**** Recorded data ****
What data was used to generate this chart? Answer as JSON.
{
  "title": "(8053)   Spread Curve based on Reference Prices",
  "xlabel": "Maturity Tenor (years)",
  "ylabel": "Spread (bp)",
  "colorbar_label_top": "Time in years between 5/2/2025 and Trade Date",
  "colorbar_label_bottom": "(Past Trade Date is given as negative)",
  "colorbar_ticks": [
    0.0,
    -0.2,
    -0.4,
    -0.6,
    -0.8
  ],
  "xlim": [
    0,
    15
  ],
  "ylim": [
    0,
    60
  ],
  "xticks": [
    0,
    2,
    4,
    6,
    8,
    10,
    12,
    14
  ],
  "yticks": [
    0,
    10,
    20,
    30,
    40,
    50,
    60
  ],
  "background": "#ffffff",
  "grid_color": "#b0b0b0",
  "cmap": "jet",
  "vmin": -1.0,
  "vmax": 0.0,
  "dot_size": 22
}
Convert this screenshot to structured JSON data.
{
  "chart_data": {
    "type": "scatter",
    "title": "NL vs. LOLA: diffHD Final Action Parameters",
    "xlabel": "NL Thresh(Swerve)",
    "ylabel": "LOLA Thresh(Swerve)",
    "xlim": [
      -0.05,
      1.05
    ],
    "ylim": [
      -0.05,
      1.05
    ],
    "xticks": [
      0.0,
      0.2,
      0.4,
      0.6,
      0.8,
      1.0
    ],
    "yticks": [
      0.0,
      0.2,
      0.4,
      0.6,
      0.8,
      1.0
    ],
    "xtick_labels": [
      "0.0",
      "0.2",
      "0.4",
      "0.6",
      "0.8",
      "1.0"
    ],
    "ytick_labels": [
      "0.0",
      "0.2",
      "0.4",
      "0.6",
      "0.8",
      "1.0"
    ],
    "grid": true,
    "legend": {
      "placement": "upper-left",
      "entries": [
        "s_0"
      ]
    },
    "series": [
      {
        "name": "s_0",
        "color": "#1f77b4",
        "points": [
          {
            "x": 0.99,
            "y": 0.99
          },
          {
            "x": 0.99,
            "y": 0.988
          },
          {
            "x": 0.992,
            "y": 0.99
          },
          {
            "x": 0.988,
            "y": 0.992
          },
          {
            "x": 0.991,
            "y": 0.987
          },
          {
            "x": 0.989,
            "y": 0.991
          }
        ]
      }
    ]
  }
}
****
■ Task to complete ■
Tell how many lines in the material contain the word "Trade". Only the number is wanted.

■ Written reply ■
2